[Start of Material provided]
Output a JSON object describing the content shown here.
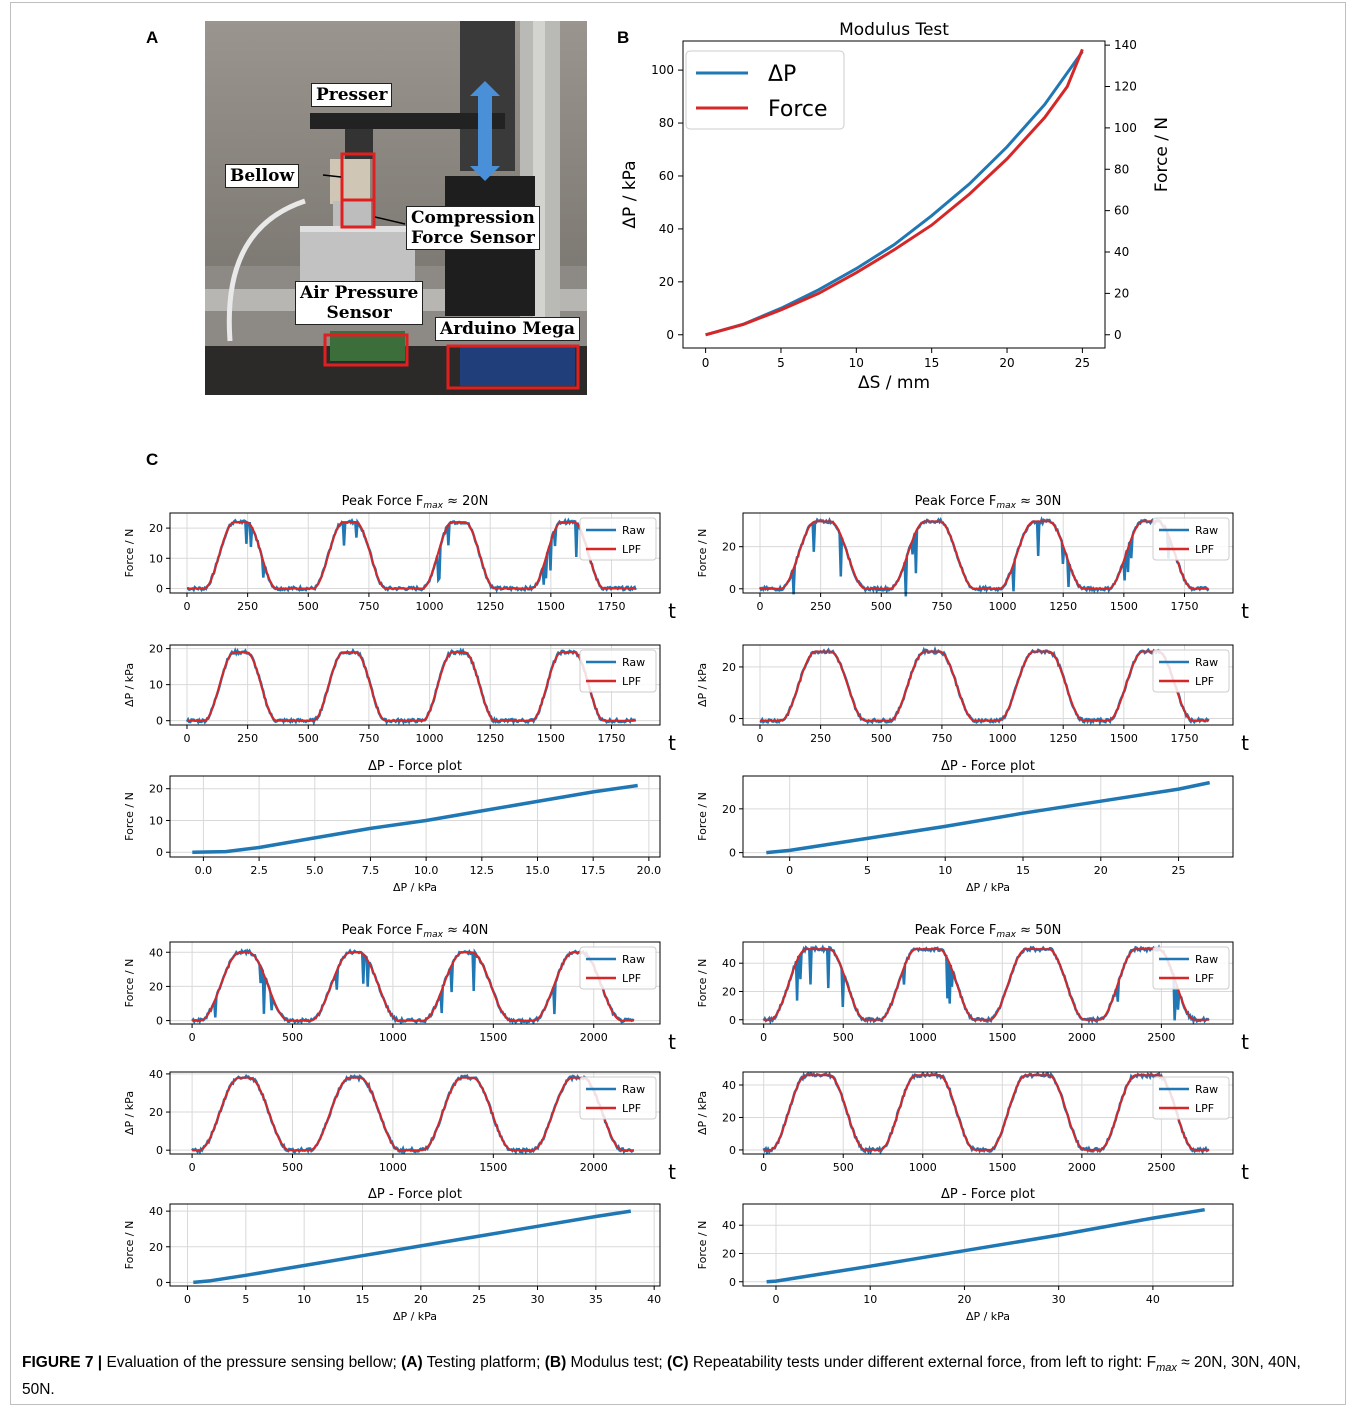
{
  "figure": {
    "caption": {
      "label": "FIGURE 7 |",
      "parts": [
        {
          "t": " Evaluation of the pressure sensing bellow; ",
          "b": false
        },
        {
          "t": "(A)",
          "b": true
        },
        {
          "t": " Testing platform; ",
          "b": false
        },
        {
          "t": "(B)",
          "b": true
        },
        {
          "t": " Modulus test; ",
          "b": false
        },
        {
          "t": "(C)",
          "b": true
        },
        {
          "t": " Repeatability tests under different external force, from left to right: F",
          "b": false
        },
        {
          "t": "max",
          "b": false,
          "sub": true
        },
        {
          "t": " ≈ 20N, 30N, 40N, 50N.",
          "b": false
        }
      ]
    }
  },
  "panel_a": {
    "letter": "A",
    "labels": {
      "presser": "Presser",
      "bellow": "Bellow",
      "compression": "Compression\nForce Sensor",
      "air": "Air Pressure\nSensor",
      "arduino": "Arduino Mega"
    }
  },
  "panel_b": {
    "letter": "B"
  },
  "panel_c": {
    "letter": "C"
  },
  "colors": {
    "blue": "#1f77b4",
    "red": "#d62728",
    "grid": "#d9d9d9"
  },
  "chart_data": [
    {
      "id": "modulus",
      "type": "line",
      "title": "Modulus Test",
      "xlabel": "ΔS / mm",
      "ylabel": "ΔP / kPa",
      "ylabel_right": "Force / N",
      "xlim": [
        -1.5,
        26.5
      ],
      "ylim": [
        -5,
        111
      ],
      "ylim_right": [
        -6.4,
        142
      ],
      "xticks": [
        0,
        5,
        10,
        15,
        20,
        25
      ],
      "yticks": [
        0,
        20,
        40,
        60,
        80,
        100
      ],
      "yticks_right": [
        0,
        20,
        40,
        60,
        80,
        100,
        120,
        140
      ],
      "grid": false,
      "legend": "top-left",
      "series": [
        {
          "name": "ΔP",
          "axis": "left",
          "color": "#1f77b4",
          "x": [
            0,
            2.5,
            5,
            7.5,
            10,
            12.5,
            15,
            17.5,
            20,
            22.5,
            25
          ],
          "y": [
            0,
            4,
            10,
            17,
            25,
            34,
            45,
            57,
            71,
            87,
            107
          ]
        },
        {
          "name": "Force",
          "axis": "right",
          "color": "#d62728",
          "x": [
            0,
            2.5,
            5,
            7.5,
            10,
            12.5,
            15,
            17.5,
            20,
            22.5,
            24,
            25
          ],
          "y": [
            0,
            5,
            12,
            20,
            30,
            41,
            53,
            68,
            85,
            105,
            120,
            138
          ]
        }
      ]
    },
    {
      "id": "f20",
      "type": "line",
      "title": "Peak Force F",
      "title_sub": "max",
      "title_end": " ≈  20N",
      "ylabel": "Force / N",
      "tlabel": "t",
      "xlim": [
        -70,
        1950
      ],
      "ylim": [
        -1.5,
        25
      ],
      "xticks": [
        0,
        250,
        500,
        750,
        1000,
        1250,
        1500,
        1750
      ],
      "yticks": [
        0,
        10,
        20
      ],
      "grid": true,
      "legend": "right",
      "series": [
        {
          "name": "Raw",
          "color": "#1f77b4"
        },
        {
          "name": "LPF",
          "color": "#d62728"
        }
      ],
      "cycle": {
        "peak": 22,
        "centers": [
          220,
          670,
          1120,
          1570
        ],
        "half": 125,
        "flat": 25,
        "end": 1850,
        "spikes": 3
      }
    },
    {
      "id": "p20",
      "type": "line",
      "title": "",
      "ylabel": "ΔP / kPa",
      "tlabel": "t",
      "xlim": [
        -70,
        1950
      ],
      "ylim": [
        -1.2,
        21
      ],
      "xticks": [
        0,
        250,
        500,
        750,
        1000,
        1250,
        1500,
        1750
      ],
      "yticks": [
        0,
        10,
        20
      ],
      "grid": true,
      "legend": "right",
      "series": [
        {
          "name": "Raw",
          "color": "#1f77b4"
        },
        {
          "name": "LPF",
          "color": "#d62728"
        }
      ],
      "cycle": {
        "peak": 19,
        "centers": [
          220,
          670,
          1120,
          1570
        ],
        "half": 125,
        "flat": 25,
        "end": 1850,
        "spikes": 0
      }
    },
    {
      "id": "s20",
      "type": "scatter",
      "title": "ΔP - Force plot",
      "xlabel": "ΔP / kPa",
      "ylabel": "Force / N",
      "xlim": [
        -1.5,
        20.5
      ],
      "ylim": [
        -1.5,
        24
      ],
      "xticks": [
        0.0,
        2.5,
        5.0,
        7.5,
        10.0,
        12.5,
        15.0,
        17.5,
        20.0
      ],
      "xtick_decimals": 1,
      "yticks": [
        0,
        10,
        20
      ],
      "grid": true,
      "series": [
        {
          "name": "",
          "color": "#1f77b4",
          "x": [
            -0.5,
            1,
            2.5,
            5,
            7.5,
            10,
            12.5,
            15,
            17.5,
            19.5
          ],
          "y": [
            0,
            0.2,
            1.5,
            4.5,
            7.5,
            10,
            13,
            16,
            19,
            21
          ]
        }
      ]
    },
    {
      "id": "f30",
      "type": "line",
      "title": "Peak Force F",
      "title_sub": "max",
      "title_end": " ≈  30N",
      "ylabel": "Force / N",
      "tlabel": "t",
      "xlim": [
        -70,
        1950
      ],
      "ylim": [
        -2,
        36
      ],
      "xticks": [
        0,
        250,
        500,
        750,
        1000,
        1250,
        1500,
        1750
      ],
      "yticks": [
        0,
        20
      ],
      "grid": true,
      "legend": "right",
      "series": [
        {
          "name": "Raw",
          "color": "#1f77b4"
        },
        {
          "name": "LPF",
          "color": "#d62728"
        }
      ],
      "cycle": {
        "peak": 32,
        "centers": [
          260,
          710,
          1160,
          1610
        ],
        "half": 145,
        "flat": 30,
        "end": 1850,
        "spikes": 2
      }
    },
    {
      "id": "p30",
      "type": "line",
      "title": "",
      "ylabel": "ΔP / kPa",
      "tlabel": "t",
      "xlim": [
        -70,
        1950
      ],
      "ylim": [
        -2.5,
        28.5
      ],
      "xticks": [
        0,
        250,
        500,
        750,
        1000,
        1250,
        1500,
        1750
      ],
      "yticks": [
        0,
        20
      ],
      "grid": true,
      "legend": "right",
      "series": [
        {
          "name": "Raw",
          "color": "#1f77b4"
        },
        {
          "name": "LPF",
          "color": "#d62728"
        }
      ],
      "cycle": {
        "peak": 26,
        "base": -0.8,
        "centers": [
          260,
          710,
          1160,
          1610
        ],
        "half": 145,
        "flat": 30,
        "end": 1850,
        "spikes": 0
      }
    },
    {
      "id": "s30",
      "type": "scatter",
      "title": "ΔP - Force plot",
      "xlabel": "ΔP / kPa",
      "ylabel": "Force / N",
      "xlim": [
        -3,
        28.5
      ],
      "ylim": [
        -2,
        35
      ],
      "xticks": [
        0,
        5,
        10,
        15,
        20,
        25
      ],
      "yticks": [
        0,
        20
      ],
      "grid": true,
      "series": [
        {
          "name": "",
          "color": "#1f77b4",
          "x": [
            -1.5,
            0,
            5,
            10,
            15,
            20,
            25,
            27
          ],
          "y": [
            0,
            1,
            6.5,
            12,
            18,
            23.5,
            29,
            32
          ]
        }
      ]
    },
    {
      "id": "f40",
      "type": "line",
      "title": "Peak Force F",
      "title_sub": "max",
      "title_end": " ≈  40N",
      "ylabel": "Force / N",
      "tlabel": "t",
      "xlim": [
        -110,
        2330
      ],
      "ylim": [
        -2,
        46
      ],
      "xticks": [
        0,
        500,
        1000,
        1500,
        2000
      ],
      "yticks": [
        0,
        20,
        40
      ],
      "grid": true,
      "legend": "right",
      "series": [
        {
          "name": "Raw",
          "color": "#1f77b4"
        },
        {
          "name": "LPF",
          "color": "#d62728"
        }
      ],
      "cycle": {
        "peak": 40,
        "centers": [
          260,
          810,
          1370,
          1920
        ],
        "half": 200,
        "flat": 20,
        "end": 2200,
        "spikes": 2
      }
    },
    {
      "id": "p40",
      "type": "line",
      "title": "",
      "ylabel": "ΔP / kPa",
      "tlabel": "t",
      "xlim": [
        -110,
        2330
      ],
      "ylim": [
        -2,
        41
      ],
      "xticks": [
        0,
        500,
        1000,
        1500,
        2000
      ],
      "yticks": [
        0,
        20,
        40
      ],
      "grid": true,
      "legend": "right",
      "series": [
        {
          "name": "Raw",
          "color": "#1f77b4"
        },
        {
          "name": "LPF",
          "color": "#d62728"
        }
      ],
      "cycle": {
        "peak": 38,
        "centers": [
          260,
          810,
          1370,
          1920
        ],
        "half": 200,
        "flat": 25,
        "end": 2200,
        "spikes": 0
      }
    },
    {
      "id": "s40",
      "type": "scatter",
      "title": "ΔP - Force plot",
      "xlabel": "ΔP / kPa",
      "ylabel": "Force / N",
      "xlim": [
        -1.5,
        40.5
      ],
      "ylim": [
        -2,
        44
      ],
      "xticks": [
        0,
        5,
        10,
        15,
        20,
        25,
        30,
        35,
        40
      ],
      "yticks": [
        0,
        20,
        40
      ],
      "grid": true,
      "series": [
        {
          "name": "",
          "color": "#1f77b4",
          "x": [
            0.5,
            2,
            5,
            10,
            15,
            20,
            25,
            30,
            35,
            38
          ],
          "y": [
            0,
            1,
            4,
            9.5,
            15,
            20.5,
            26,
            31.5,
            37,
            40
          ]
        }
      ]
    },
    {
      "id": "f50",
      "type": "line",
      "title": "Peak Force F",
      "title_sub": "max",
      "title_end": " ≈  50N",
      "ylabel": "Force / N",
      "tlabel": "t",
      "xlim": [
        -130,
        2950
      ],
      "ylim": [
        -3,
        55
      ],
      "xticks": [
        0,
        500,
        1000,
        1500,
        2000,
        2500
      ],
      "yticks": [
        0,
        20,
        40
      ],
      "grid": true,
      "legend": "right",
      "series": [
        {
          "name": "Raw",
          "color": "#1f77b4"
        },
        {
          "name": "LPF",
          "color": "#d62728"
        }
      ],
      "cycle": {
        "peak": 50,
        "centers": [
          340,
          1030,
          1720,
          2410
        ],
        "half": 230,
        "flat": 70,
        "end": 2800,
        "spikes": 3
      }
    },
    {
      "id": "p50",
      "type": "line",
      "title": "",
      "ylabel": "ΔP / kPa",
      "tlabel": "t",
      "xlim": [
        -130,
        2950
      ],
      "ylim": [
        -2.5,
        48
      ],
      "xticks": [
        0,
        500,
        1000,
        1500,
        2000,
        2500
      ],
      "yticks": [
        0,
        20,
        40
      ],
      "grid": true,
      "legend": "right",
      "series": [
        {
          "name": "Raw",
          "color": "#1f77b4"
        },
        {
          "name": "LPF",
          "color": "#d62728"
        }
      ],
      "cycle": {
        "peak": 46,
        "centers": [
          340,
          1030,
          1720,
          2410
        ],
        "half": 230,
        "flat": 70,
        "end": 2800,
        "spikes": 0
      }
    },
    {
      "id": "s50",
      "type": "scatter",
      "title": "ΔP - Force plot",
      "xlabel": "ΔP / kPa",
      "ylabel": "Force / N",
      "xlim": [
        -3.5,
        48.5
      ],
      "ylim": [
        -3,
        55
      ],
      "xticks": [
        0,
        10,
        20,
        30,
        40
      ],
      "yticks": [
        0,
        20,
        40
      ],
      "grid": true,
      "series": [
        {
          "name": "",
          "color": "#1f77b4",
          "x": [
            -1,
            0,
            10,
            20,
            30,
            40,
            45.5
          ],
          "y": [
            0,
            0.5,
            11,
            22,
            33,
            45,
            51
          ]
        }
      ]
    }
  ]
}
[End of Material provided]
[Start of Material provided]
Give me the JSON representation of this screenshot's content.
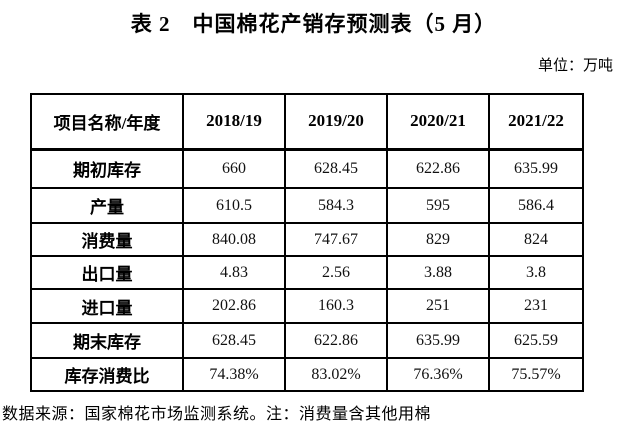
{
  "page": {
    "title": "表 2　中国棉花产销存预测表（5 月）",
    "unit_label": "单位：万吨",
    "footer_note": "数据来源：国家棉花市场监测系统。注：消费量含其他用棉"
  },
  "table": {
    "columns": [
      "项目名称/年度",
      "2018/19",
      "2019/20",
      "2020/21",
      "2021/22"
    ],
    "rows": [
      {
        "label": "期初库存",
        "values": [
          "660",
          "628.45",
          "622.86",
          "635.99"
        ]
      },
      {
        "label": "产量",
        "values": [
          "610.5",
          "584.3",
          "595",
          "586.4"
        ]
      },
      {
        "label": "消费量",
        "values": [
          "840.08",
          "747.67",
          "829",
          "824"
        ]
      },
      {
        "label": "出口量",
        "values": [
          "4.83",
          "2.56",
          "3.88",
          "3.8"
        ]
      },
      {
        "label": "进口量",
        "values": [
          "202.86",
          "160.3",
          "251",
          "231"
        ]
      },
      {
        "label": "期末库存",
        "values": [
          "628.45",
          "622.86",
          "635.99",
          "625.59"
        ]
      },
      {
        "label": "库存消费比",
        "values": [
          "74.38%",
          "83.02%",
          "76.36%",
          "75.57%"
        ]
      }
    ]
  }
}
[End of Material provided]
Check the data for the word "JSON" and pull out the lines that have it.

Output a JSON object describing the content shown here.
Give me the JSON representation of this screenshot's content.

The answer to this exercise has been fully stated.